STATED TASK: Pick out each line of the records that includes the string "aveva", and copy it.

SUPPLIED MATERIAL:
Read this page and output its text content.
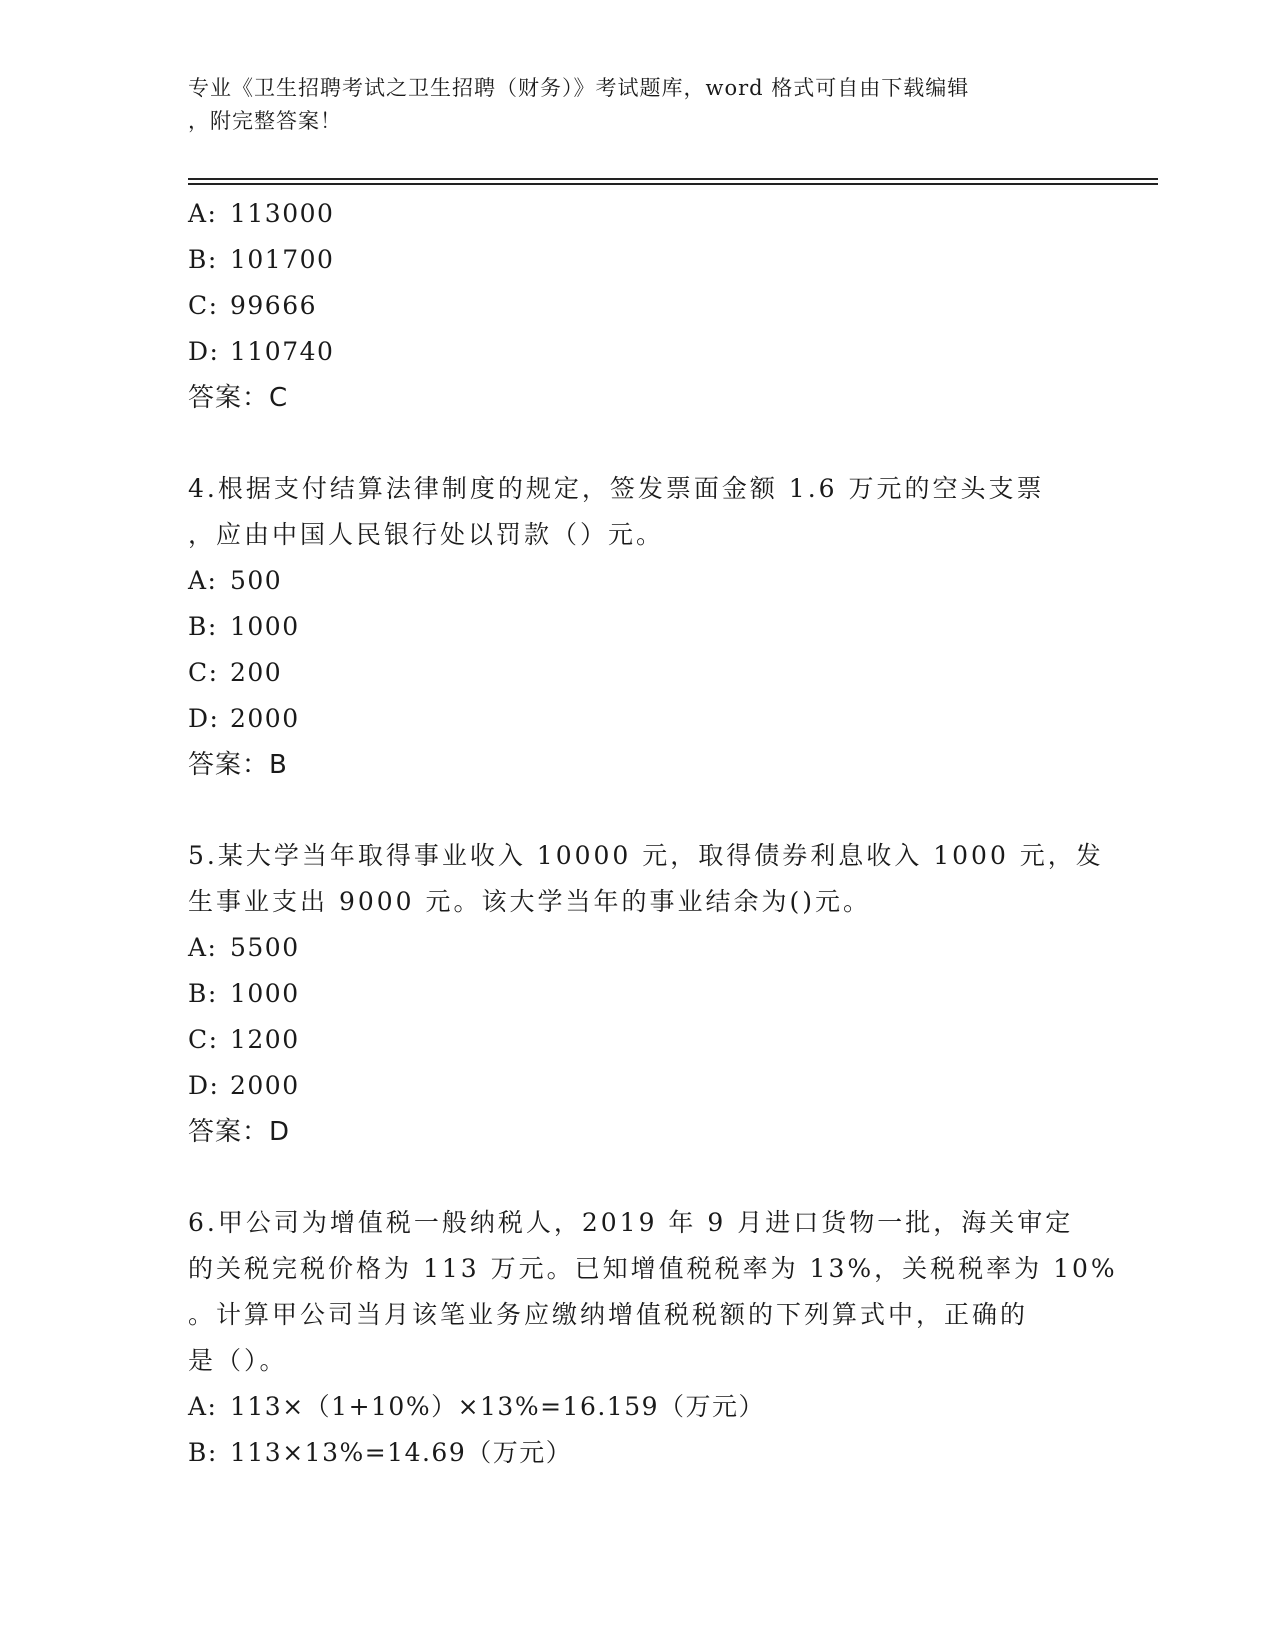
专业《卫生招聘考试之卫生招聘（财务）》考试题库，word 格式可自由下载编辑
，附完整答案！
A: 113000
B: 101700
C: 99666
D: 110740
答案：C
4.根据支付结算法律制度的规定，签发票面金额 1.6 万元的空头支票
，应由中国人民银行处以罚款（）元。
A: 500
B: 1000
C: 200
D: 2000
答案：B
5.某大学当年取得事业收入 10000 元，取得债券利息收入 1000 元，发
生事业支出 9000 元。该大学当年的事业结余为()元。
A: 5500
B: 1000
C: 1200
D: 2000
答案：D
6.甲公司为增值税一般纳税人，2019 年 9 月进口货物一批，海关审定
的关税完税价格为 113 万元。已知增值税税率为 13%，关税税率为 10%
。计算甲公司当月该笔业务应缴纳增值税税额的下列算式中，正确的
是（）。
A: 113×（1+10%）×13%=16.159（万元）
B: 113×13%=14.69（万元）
---
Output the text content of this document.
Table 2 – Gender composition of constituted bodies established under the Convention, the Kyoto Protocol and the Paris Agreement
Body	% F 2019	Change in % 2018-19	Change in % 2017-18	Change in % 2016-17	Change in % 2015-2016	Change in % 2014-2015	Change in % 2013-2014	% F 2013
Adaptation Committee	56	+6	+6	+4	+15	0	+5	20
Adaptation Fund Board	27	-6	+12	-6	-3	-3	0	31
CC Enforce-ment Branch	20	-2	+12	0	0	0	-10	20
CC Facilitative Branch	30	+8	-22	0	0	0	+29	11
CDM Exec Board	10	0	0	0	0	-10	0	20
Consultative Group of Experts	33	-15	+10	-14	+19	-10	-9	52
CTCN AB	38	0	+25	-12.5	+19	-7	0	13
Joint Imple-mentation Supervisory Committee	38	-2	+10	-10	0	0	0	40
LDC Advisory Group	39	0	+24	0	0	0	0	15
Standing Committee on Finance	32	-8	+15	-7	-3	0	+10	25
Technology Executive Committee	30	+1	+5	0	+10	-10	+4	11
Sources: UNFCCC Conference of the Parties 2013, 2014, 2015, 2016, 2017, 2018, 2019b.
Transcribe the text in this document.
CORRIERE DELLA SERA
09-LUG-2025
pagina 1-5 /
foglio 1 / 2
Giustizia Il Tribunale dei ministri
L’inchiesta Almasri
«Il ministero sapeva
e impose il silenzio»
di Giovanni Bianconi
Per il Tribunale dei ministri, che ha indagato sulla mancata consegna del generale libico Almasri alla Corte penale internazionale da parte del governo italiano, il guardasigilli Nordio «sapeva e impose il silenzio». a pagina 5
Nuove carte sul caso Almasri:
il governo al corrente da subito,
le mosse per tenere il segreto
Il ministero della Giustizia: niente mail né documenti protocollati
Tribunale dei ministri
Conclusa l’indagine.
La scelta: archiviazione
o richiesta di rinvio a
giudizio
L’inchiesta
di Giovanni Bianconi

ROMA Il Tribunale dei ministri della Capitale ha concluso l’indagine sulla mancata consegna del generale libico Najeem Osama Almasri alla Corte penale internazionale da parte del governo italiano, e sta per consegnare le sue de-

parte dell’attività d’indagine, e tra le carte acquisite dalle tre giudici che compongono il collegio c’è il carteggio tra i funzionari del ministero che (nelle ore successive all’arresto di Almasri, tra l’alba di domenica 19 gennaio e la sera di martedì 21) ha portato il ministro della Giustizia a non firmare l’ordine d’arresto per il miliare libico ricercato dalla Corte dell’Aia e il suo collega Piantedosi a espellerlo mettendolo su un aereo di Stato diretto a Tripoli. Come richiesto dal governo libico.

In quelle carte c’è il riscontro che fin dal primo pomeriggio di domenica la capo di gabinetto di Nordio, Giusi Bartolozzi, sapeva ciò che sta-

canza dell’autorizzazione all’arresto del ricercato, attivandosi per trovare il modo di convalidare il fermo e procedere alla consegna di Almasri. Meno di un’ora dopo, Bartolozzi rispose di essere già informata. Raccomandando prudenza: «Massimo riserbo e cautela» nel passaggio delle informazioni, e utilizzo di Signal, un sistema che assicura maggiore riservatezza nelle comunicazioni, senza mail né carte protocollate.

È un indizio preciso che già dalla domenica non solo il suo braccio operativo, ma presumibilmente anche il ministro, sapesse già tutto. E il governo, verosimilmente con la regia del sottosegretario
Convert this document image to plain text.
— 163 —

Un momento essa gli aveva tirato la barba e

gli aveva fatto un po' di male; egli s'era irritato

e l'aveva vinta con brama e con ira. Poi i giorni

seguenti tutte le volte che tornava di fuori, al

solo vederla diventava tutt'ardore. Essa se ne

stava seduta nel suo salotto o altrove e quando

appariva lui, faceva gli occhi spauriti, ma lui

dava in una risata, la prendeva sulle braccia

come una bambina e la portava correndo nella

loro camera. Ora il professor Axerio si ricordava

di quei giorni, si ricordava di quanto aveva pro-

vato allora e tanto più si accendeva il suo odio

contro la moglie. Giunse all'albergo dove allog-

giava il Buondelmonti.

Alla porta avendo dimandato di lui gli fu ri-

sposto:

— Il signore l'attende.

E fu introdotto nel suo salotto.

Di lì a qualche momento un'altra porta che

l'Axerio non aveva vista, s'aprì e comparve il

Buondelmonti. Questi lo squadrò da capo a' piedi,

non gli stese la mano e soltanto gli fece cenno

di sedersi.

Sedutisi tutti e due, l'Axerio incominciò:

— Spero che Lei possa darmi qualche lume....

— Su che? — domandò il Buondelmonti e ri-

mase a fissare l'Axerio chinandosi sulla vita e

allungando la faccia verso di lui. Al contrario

REPLY:
Un momento essa gli aveva tirato la barba e
gli aveva fatto un po' di male; egli s'era irritato
e l'aveva vinta con brama e con ira. Poi i giorni
di quei giorni, si ricordava di quanto aveva pro-
l'Axerio non aveva vista, s'aprì e comparve il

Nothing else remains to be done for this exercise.